(What you will do) Repeat every line of the material, character for character.

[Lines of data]
___
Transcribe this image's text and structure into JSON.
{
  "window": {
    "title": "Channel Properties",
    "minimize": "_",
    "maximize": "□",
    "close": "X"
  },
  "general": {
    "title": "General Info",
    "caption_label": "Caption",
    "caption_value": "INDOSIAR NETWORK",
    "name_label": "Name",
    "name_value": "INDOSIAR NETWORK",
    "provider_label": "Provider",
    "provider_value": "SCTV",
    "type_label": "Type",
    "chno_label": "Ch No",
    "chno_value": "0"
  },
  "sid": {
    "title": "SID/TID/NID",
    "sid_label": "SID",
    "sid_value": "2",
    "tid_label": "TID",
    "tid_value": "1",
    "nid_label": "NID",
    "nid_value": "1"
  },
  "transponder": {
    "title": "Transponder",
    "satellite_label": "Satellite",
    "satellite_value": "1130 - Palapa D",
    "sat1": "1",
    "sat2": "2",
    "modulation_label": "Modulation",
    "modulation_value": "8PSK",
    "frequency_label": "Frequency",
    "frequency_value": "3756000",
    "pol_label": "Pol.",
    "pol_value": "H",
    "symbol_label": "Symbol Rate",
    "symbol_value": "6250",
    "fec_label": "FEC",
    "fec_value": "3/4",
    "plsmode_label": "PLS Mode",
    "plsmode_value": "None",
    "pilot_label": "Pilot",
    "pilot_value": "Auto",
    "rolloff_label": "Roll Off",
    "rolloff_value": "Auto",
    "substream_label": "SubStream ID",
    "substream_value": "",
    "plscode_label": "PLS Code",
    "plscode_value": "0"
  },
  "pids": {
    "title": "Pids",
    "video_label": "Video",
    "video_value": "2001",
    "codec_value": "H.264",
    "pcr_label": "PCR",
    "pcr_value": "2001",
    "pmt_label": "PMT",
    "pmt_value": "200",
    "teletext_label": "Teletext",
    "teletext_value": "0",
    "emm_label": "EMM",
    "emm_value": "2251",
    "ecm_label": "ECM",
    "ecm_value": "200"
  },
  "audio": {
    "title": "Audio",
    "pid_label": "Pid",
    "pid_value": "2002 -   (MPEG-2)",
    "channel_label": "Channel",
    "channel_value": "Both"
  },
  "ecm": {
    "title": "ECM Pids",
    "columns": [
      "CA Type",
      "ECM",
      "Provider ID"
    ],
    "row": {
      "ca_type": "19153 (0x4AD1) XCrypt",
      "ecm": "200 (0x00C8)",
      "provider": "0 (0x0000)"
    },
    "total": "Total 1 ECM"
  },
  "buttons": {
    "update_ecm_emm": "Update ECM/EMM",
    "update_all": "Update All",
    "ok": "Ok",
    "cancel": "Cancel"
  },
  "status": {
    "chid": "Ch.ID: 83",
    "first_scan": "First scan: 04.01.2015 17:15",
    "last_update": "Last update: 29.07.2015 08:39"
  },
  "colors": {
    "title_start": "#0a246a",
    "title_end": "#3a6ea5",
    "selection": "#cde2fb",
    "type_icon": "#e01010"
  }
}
___
(The answer)
Transcribe this image's text and structure into JSON.
{
  "window": {
    "title": "Channel Properties",
    "minimize": "_",
    "maximize": "□",
    "close": "X"
  },
  "general": {
    "title": "General Info",
    "caption_label": "Caption",
    "caption_value": "INDOSIAR NETWORK",
    "name_label": "Name",
    "name_value": "INDOSIAR NETWORK",
    "provider_label": "Provider",
    "provider_value": "SCTV",
    "type_label": "Type",
    "chno_label": "Ch No",
    "chno_value": "0"
  },
  "sid": {
    "title": "SID/TID/NID",
    "sid_label": "SID",
    "sid_value": "2",
    "tid_label": "TID",
    "tid_value": "1",
    "nid_label": "NID",
    "nid_value": "1"
  },
  "transponder": {
    "title": "Transponder",
    "satellite_label": "Satellite",
    "satellite_value": "1130 - Palapa D",
    "sat1": "1",
    "sat2": "2",
    "modulation_label": "Modulation",
    "modulation_value": "8PSK",
    "frequency_label": "Frequency",
    "frequency_value": "3756000",
    "pol_label": "Pol.",
    "pol_value": "H",
    "symbol_label": "Symbol Rate",
    "symbol_value": "6250",
    "fec_label": "FEC",
    "fec_value": "3/4",
    "plsmode_label": "PLS Mode",
    "plsmode_value": "None",
    "pilot_label": "Pilot",
    "pilot_value": "Auto",
    "rolloff_label": "Roll Off",
    "rolloff_value": "Auto",
    "substream_label": "SubStream ID",
    "substream_value": "",
    "plscode_label": "PLS Code",
    "plscode_value": "0"
  },
  "pids": {
    "title": "Pids",
    "video_label": "Video",
    "video_value": "2001",
    "codec_value": "H.264",
    "pcr_label": "PCR",
    "pcr_value": "2001",
    "pmt_label": "PMT",
    "pmt_value": "200",
    "teletext_label": "Teletext",
    "teletext_value": "0",
    "emm_label": "EMM",
    "emm_value": "2251",
    "ecm_label": "ECM",
    "ecm_value": "200"
  },
  "audio": {
    "title": "Audio",
    "pid_label": "Pid",
    "pid_value": "2002 -   (MPEG-2)",
    "channel_label": "Channel",
    "channel_value": "Both"
  },
  "ecm": {
    "title": "ECM Pids",
    "columns": [
      "CA Type",
      "ECM",
      "Provider ID"
    ],
    "row": {
      "ca_type": "19153 (0x4AD1) XCrypt",
      "ecm": "200 (0x00C8)",
      "provider": "0 (0x0000)"
    },
    "total": "Total 1 ECM"
  },
  "buttons": {
    "update_ecm_emm": "Update ECM/EMM",
    "update_all": "Update All",
    "ok": "Ok",
    "cancel": "Cancel"
  },
  "status": {
    "chid": "Ch.ID: 83",
    "first_scan": "First scan: 04.01.2015 17:15",
    "last_update": "Last update: 29.07.2015 08:39"
  },
  "colors": {
    "title_start": "#0a246a",
    "title_end": "#3a6ea5",
    "selection": "#cde2fb",
    "type_icon": "#e01010"
  }
}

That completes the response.